- **To do**: Leave the pictures out and transcribe every record exactly.

- **Data listing**:
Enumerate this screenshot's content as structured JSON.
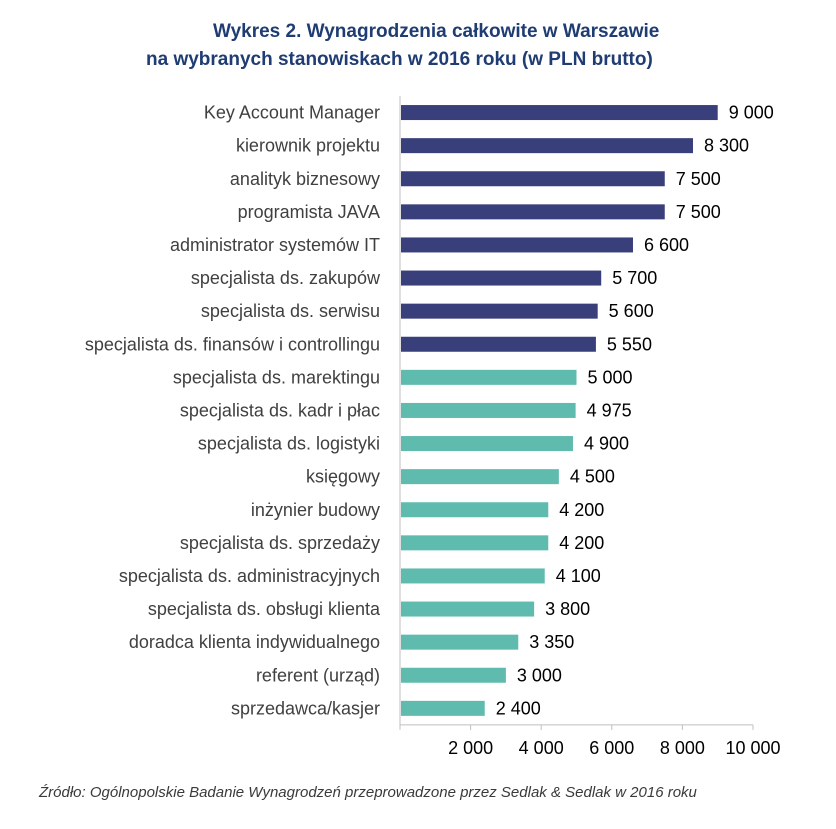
{
  "title_line1": "Wykres 2. Wynagrodzenia całkowite w Warszawie",
  "title_line2": "na wybranych stanowiskach w 2016 roku (w PLN brutto)",
  "source": "Źródło: Ogólnopolskie Badanie Wynagrodzeń przeprowadzone przez Sedlak & Sedlak w 2016 roku",
  "colors": {
    "highlight": "#383f7a",
    "standard": "#5fbbad",
    "axis": "#bfbfbf",
    "label": "#404040"
  },
  "chart_data": {
    "type": "bar",
    "orientation": "horizontal",
    "categories": [
      "Key Account Manager",
      "kierownik projektu",
      "analityk biznesowy",
      "programista JAVA",
      "administrator systemów IT",
      "specjalista ds. zakupów",
      "specjalista ds. serwisu",
      "specjalista ds. finansów i controllingu",
      "specjalista ds. marektingu",
      "specjalista ds. kadr i płac",
      "specjalista ds. logistyki",
      "księgowy",
      "inżynier budowy",
      "specjalista ds. sprzedaży",
      "specjalista ds. administracyjnych",
      "specjalista ds. obsługi klienta",
      "doradca klienta indywidualnego",
      "referent (urząd)",
      "sprzedawca/kasjer"
    ],
    "values": [
      9000,
      8300,
      7500,
      7500,
      6600,
      5700,
      5600,
      5550,
      5000,
      4975,
      4900,
      4500,
      4200,
      4200,
      4100,
      3800,
      3350,
      3000,
      2400
    ],
    "value_labels": [
      "9 000",
      "8 300",
      "7 500",
      "7 500",
      "6 600",
      "5 700",
      "5 600",
      "5 550",
      "5 000",
      "4 975",
      "4 900",
      "4 500",
      "4 200",
      "4 200",
      "4 100",
      "3 800",
      "3 350",
      "3 000",
      "2 400"
    ],
    "bar_colors": [
      "highlight",
      "highlight",
      "highlight",
      "highlight",
      "highlight",
      "highlight",
      "highlight",
      "highlight",
      "standard",
      "standard",
      "standard",
      "standard",
      "standard",
      "standard",
      "standard",
      "standard",
      "standard",
      "standard",
      "standard"
    ],
    "x_ticks": [
      2000,
      4000,
      6000,
      8000,
      10000
    ],
    "x_tick_labels": [
      "2 000",
      "4 000",
      "6 000",
      "8 000",
      "10 000"
    ],
    "xlim": [
      0,
      10000
    ],
    "grid": false,
    "legend": "none"
  }
}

- **Answer in full**:
Enumerate this screenshot's content as structured JSON.
{
  "title_line1": "Wykres 2. Wynagrodzenia całkowite w Warszawie",
  "title_line2": "na wybranych stanowiskach w 2016 roku (w PLN brutto)",
  "source": "Źródło: Ogólnopolskie Badanie Wynagrodzeń przeprowadzone przez Sedlak & Sedlak w 2016 roku",
  "colors": {
    "highlight": "#383f7a",
    "standard": "#5fbbad",
    "axis": "#bfbfbf",
    "label": "#404040"
  },
  "chart_data": {
    "type": "bar",
    "orientation": "horizontal",
    "categories": [
      "Key Account Manager",
      "kierownik projektu",
      "analityk biznesowy",
      "programista JAVA",
      "administrator systemów IT",
      "specjalista ds. zakupów",
      "specjalista ds. serwisu",
      "specjalista ds. finansów i controllingu",
      "specjalista ds. marektingu",
      "specjalista ds. kadr i płac",
      "specjalista ds. logistyki",
      "księgowy",
      "inżynier budowy",
      "specjalista ds. sprzedaży",
      "specjalista ds. administracyjnych",
      "specjalista ds. obsługi klienta",
      "doradca klienta indywidualnego",
      "referent (urząd)",
      "sprzedawca/kasjer"
    ],
    "values": [
      9000,
      8300,
      7500,
      7500,
      6600,
      5700,
      5600,
      5550,
      5000,
      4975,
      4900,
      4500,
      4200,
      4200,
      4100,
      3800,
      3350,
      3000,
      2400
    ],
    "value_labels": [
      "9 000",
      "8 300",
      "7 500",
      "7 500",
      "6 600",
      "5 700",
      "5 600",
      "5 550",
      "5 000",
      "4 975",
      "4 900",
      "4 500",
      "4 200",
      "4 200",
      "4 100",
      "3 800",
      "3 350",
      "3 000",
      "2 400"
    ],
    "bar_colors": [
      "highlight",
      "highlight",
      "highlight",
      "highlight",
      "highlight",
      "highlight",
      "highlight",
      "highlight",
      "standard",
      "standard",
      "standard",
      "standard",
      "standard",
      "standard",
      "standard",
      "standard",
      "standard",
      "standard",
      "standard"
    ],
    "x_ticks": [
      2000,
      4000,
      6000,
      8000,
      10000
    ],
    "x_tick_labels": [
      "2 000",
      "4 000",
      "6 000",
      "8 000",
      "10 000"
    ],
    "xlim": [
      0,
      10000
    ],
    "grid": false,
    "legend": "none"
  }
}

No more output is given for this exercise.